§ Problem statement: Restate the data word for word and leave the images out.
** begin Record extracts **
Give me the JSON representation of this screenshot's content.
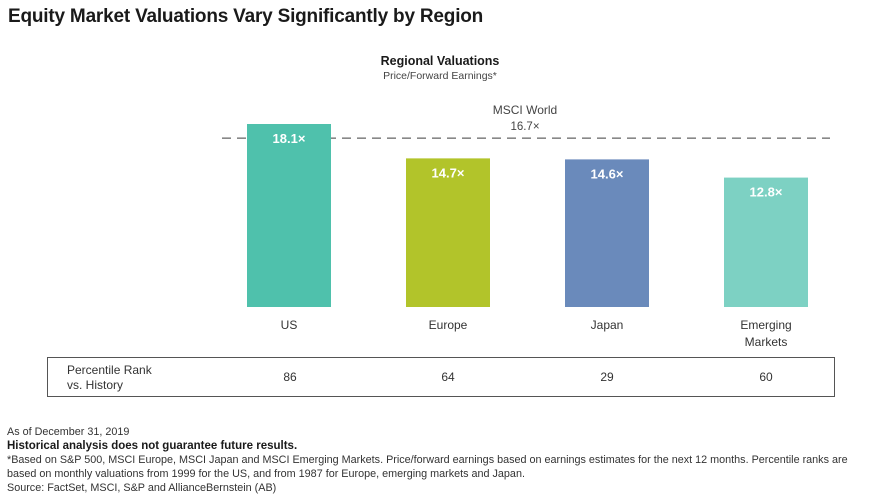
{
  "page": {
    "title": "Equity Market Valuations Vary Significantly by Region"
  },
  "chart_data": {
    "type": "bar",
    "title": "Regional Valuations",
    "subtitle": "Price/Forward Earnings*",
    "categories": [
      "US",
      "Europe",
      "Japan",
      "Emerging\nMarkets"
    ],
    "values": [
      18.1,
      14.7,
      14.6,
      12.8
    ],
    "data_labels": [
      "18.1×",
      "14.7×",
      "14.6×",
      "12.8×"
    ],
    "colors": [
      "#4fc1ac",
      "#b2c42a",
      "#6a8abb",
      "#7dd1c3"
    ],
    "ylim": [
      0,
      18.1
    ],
    "reference_line": {
      "label": "MSCI World",
      "value_label": "16.7×",
      "value": 16.7,
      "color": "#888888"
    }
  },
  "table": {
    "row_label": "Percentile Rank\nvs. History",
    "values": [
      "86",
      "64",
      "29",
      "60"
    ]
  },
  "notes": {
    "as_of": "As of December 31, 2019",
    "disclaimer": "Historical analysis does not guarantee future results.",
    "footnote": "*Based on S&P 500, MSCI Europe, MSCI Japan and MSCI Emerging Markets. Price/forward earnings based on earnings estimates for the next 12 months. Percentile ranks are based on monthly valuations from 1999 for the US, and from 1987 for Europe, emerging markets and Japan.",
    "source": "Source: FactSet, MSCI, S&P and AllianceBernstein (AB)"
  }
}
** end Record extracts **
§ Problem solution:
Give me the JSON representation of this screenshot's content.
{
  "page": {
    "title": "Equity Market Valuations Vary Significantly by Region"
  },
  "chart_data": {
    "type": "bar",
    "title": "Regional Valuations",
    "subtitle": "Price/Forward Earnings*",
    "categories": [
      "US",
      "Europe",
      "Japan",
      "Emerging\nMarkets"
    ],
    "values": [
      18.1,
      14.7,
      14.6,
      12.8
    ],
    "data_labels": [
      "18.1×",
      "14.7×",
      "14.6×",
      "12.8×"
    ],
    "colors": [
      "#4fc1ac",
      "#b2c42a",
      "#6a8abb",
      "#7dd1c3"
    ],
    "ylim": [
      0,
      18.1
    ],
    "reference_line": {
      "label": "MSCI World",
      "value_label": "16.7×",
      "value": 16.7,
      "color": "#888888"
    }
  },
  "table": {
    "row_label": "Percentile Rank\nvs. History",
    "values": [
      "86",
      "64",
      "29",
      "60"
    ]
  },
  "notes": {
    "as_of": "As of December 31, 2019",
    "disclaimer": "Historical analysis does not guarantee future results.",
    "footnote": "*Based on S&P 500, MSCI Europe, MSCI Japan and MSCI Emerging Markets. Price/forward earnings based on earnings estimates for the next 12 months. Percentile ranks are based on monthly valuations from 1999 for the US, and from 1987 for Europe, emerging markets and Japan.",
    "source": "Source: FactSet, MSCI, S&P and AllianceBernstein (AB)"
  }
}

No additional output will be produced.